# Given information:
-- START --

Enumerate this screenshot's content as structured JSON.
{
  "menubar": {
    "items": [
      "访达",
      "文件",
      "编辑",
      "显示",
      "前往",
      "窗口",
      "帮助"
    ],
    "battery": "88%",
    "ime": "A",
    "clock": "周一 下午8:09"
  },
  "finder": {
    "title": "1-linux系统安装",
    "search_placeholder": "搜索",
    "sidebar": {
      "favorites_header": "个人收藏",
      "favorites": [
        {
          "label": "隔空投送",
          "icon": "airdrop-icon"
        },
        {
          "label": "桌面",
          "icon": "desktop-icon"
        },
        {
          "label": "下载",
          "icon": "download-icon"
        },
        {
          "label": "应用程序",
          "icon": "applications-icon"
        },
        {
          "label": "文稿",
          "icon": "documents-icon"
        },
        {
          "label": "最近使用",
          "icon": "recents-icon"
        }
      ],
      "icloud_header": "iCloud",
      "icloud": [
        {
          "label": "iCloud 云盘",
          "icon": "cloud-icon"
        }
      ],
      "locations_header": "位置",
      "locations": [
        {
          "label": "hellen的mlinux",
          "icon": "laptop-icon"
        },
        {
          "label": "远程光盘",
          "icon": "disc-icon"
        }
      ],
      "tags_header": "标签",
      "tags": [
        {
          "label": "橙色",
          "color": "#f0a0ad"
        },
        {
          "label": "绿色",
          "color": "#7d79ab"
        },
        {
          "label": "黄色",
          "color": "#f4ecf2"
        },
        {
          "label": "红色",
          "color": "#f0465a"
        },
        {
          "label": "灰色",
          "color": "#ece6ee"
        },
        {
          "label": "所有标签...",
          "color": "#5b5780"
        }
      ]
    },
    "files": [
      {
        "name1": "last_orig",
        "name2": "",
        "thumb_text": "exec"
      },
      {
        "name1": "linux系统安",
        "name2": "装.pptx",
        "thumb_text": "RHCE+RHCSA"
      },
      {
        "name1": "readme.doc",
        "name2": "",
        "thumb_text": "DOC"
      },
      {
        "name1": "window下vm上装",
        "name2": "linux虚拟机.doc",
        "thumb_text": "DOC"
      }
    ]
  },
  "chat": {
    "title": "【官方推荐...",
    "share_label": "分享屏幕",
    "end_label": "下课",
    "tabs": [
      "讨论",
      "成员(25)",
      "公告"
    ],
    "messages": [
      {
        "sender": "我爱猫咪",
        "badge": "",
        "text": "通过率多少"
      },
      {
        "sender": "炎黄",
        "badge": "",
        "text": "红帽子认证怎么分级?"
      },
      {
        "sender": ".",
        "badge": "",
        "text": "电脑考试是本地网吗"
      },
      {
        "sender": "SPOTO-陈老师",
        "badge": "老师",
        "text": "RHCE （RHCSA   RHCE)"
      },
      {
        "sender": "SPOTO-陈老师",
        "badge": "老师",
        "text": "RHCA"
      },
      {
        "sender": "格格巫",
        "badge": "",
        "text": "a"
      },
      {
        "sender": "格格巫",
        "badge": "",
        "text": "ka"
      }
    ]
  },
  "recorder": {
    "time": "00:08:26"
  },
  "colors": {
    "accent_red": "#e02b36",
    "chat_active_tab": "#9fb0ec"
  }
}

-- END --

# Aim of the task:
Retype the data in full and match it exactly.

# Answer to this task:
Enumerate this screenshot's content as structured JSON.
{
  "menubar": {
    "items": [
      "访达",
      "文件",
      "编辑",
      "显示",
      "前往",
      "窗口",
      "帮助"
    ],
    "battery": "88%",
    "ime": "A",
    "clock": "周一 下午8:09"
  },
  "finder": {
    "title": "1-linux系统安装",
    "search_placeholder": "搜索",
    "sidebar": {
      "favorites_header": "个人收藏",
      "favorites": [
        {
          "label": "隔空投送",
          "icon": "airdrop-icon"
        },
        {
          "label": "桌面",
          "icon": "desktop-icon"
        },
        {
          "label": "下载",
          "icon": "download-icon"
        },
        {
          "label": "应用程序",
          "icon": "applications-icon"
        },
        {
          "label": "文稿",
          "icon": "documents-icon"
        },
        {
          "label": "最近使用",
          "icon": "recents-icon"
        }
      ],
      "icloud_header": "iCloud",
      "icloud": [
        {
          "label": "iCloud 云盘",
          "icon": "cloud-icon"
        }
      ],
      "locations_header": "位置",
      "locations": [
        {
          "label": "hellen的mlinux",
          "icon": "laptop-icon"
        },
        {
          "label": "远程光盘",
          "icon": "disc-icon"
        }
      ],
      "tags_header": "标签",
      "tags": [
        {
          "label": "橙色",
          "color": "#f0a0ad"
        },
        {
          "label": "绿色",
          "color": "#7d79ab"
        },
        {
          "label": "黄色",
          "color": "#f4ecf2"
        },
        {
          "label": "红色",
          "color": "#f0465a"
        },
        {
          "label": "灰色",
          "color": "#ece6ee"
        },
        {
          "label": "所有标签...",
          "color": "#5b5780"
        }
      ]
    },
    "files": [
      {
        "name1": "last_orig",
        "name2": "",
        "thumb_text": "exec"
      },
      {
        "name1": "linux系统安",
        "name2": "装.pptx",
        "thumb_text": "RHCE+RHCSA"
      },
      {
        "name1": "readme.doc",
        "name2": "",
        "thumb_text": "DOC"
      },
      {
        "name1": "window下vm上装",
        "name2": "linux虚拟机.doc",
        "thumb_text": "DOC"
      }
    ]
  },
  "chat": {
    "title": "【官方推荐...",
    "share_label": "分享屏幕",
    "end_label": "下课",
    "tabs": [
      "讨论",
      "成员(25)",
      "公告"
    ],
    "messages": [
      {
        "sender": "我爱猫咪",
        "badge": "",
        "text": "通过率多少"
      },
      {
        "sender": "炎黄",
        "badge": "",
        "text": "红帽子认证怎么分级?"
      },
      {
        "sender": ".",
        "badge": "",
        "text": "电脑考试是本地网吗"
      },
      {
        "sender": "SPOTO-陈老师",
        "badge": "老师",
        "text": "RHCE （RHCSA   RHCE)"
      },
      {
        "sender": "SPOTO-陈老师",
        "badge": "老师",
        "text": "RHCA"
      },
      {
        "sender": "格格巫",
        "badge": "",
        "text": "a"
      },
      {
        "sender": "格格巫",
        "badge": "",
        "text": "ka"
      }
    ]
  },
  "recorder": {
    "time": "00:08:26"
  },
  "colors": {
    "accent_red": "#e02b36",
    "chat_active_tab": "#9fb0ec"
  }
}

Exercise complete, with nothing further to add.